Start of Source passage

This approach also helps standardize complex hierarchical data into a format that is easier to read, manipulate, and share across different applications. In this tutorial, we’ll explore how to efficiently transform XML files into CSV using Spire.XLS for Python.

Table of Contents:

Setting Up Spire.XLS for Python
Understanding XML Data Structures
How XML Data Is Extracted and Converted
Basic Example: Convert XML to CSV with Python
Advanced Techniques
Troubleshooting and Common Issues
Conclusion
FAQs

Setting Up Spire.XLS for Python

Before we can start, we need to install the Spire.XLS library. The package is available on PyPI , so installation is straightforward. Run the following command:

pip install spire.xls

Once installed, you can import the required classes:

from spire.xls import *
from spire.xls.common import *

Spire.XLS provides the Workbook and Worksheet objects for managing Excel-like files. You’ll use them to create new CSV files and populate them with your XML data.

End of Source passage
Start of Provided records

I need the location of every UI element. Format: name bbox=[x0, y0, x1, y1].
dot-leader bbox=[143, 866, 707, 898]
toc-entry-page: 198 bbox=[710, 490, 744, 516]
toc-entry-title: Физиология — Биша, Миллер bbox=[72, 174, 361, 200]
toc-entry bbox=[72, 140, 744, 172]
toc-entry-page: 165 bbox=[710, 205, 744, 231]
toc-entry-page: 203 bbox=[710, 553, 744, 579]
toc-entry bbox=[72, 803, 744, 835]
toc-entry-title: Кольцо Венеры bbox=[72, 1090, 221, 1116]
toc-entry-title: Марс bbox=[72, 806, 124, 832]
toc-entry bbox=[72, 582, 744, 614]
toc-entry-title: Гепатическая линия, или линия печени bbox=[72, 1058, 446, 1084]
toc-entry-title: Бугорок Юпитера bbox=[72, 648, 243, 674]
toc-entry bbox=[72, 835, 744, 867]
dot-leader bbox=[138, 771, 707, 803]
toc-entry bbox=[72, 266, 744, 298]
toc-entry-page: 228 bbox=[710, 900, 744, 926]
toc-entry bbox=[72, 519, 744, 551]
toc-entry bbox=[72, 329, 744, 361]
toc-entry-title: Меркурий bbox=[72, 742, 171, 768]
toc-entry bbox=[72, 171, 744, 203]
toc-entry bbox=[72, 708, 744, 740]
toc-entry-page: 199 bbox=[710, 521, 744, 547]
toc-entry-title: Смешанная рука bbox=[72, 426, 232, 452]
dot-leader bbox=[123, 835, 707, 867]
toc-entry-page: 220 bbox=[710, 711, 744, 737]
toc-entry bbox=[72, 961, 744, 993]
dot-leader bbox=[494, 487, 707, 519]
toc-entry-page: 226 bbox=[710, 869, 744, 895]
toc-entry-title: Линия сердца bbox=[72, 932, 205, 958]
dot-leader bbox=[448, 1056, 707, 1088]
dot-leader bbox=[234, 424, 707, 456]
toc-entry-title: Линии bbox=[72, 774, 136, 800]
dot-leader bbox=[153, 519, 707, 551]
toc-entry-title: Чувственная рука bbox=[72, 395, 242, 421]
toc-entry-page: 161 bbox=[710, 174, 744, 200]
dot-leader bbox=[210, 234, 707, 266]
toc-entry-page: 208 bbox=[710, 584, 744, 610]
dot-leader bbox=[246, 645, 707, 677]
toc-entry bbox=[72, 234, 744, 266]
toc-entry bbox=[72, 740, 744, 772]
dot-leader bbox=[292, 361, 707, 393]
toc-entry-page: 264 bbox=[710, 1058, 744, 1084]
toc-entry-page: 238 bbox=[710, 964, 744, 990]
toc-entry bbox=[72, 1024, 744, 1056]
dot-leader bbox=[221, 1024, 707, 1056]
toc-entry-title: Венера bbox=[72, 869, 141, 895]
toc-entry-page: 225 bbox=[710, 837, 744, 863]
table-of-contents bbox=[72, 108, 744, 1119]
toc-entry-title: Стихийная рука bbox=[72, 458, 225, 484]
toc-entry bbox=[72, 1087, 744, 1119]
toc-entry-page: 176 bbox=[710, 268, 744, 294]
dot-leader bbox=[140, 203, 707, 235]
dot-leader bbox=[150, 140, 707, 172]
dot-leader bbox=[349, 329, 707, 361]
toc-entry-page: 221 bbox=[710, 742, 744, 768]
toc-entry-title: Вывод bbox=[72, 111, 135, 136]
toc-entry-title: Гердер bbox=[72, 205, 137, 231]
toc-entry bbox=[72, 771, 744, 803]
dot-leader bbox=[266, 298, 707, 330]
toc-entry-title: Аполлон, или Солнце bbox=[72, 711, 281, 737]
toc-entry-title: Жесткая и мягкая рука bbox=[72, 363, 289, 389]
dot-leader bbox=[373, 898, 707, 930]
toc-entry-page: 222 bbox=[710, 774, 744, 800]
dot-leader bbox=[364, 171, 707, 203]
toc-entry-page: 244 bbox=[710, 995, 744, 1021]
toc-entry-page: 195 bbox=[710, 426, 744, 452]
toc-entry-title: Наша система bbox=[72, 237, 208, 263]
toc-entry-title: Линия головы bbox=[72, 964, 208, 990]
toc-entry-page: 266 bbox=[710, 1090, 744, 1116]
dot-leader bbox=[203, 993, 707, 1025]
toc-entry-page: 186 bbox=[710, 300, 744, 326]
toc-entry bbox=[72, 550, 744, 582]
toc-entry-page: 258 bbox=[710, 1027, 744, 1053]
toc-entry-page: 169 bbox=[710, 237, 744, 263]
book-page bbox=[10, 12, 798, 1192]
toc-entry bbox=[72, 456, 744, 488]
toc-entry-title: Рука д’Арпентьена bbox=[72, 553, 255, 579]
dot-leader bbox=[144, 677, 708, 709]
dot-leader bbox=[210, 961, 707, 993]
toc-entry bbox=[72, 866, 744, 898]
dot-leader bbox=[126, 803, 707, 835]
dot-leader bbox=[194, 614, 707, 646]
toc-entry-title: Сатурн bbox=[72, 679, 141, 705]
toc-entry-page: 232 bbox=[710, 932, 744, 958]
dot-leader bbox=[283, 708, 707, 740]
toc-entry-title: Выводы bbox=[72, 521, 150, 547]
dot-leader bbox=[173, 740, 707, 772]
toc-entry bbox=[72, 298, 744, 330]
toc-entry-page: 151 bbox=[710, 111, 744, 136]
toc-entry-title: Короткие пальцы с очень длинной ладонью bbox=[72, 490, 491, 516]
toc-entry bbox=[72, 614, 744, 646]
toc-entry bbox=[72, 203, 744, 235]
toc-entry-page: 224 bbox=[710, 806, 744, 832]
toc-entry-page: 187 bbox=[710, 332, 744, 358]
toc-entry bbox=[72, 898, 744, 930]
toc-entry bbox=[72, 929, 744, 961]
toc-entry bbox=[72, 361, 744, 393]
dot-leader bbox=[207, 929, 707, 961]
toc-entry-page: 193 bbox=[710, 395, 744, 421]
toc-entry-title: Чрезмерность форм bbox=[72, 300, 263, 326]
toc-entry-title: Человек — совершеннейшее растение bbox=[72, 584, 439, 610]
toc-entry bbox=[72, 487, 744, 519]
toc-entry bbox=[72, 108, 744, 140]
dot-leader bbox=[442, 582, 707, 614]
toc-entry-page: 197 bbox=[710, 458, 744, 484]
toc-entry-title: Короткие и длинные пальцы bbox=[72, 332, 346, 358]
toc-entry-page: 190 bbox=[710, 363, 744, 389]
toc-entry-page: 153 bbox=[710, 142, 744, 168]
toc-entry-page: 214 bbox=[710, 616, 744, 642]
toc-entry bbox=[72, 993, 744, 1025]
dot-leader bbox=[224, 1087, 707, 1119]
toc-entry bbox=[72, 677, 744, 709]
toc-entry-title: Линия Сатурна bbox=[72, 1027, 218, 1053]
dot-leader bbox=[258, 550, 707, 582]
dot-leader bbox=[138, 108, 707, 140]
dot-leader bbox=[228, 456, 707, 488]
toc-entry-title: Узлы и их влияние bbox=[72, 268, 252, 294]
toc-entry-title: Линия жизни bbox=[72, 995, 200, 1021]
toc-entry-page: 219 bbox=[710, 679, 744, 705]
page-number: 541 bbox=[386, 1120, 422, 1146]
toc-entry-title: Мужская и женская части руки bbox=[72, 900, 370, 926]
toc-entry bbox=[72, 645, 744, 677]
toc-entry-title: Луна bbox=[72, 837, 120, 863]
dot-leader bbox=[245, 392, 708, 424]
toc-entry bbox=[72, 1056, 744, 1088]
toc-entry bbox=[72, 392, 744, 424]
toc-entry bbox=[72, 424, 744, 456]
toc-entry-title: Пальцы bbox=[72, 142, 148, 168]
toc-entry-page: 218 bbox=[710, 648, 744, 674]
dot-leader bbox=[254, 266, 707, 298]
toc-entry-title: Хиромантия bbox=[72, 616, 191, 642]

End of Provided records

Task instructions:
- A) In the XML-to-CSV tutorial, which two objects does Spire.XLS provide for managing Excel-like files?
- B) Restate more briefly the paragraph of the XML-to-CSV tutorial that begins "This approach also helps standardize".

Outputs in order:
- A) The Workbook and Worksheet objects.

- B) The approach turns complex hierarchical data into a format that is easier to read, manipulate, and share between applications, and the tutorial shows how to convert XML files to CSV efficiently with Spire.XLS for Python.